**TASK DIRECTIONS**
Which lines include the word "certifikatet"? Copy each of them.

**ROWS**
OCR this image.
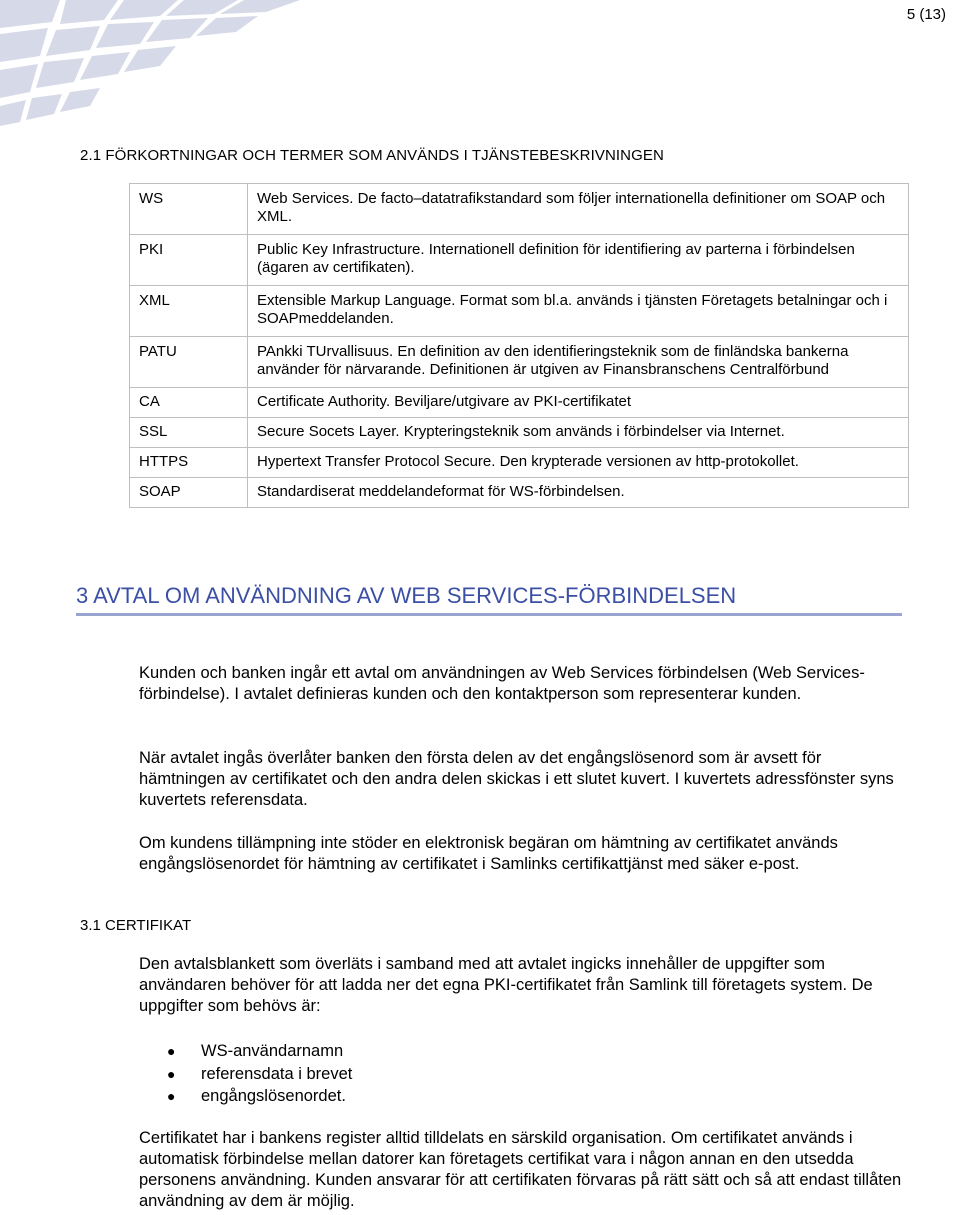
5 (13)
2.1 FÖRKORTNINGAR OCH TERMER SOM ANVÄNDS I TJÄNSTEBESKRIVNINGEN
WS	Web Services. De facto–datatrafikstandard som följer internationella definitioner om SOAP och XML.
PKI	Public Key Infrastructure. Internationell definition för identifiering av parterna i förbindelsen (ägaren av certifikaten).
XML	Extensible Markup Language. Format som bl.a. används i tjänsten Företagets betalningar och i SOAPmeddelanden.
PATU	PAnkki TUrvallisuus. En definition av den identifieringsteknik som de finländska bankerna använder för närvarande. Definitionen är utgiven av Finansbranschens Centralförbund
CA	Certificate Authority. Beviljare/utgivare av PKI-certifikatet
SSL	Secure Socets Layer. Krypteringsteknik som används i förbindelser via Internet.
HTTPS	Hypertext Transfer Protocol Secure. Den krypterade versionen av http-protokollet.
SOAP	Standardiserat meddelandeformat för WS-förbindelsen.
3 AVTAL OM ANVÄNDNING AV WEB SERVICES-FÖRBINDELSEN

Kunden och banken ingår ett avtal om användningen av Web Services förbindelsen (Web Services-förbindelse). I avtalet definieras kunden och den kontaktperson som representerar kunden.

När avtalet ingås överlåter banken den första delen av det engångslösenord som är avsett för hämtningen av certifikatet och den andra delen skickas i ett slutet kuvert. I kuvertets adressfönster syns kuvertets referensdata.

Om kundens tillämpning inte stöder en elektronisk begäran om hämtning av certifikatet används engångslösenordet för hämtning av certifikatet i Samlinks certifikattjänst med säker e-post.

3.1 CERTIFIKAT

Den avtalsblankett som överläts i samband med att avtalet ingicks innehåller de uppgifter som användaren behöver för att ladda ner det egna PKI-certifikatet från Samlink till företagets system. De uppgifter som behövs är:

● WS-användarnamn
● referensdata i brevet
● engångslösenordet.

Certifikatet har i bankens register alltid tilldelats en särskild organisation. Om certifikatet används i automatisk förbindelse mellan datorer kan företagets certifikat vara i någon annan en den utsedda personens användning. Kunden ansvarar för att certifikaten förvaras på rätt sätt och så att endast tillåten användning av dem är möjlig.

**TASK ANSWER**
CA	Certificate Authority. Beviljare/utgivare av PKI-certifikatet
När avtalet ingås överlåter banken den första delen av det engångslösenord som är avsett för hämtningen av certifikatet och den andra delen skickas i ett slutet kuvert. I kuvertets adressfönster syns kuvertets referensdata.
Om kundens tillämpning inte stöder en elektronisk begäran om hämtning av certifikatet används engångslösenordet för hämtning av certifikatet i Samlinks certifikattjänst med säker e-post.
Den avtalsblankett som överläts i samband med att avtalet ingicks innehåller de uppgifter som användaren behöver för att ladda ner det egna PKI-certifikatet från Samlink till företagets system. De uppgifter som behövs är:
Certifikatet har i bankens register alltid tilldelats en särskild organisation. Om certifikatet används i automatisk förbindelse mellan datorer kan företagets certifikat vara i någon annan en den utsedda personens användning. Kunden ansvarar för att certifikaten förvaras på rätt sätt och så att endast tillåten användning av dem är möjlig.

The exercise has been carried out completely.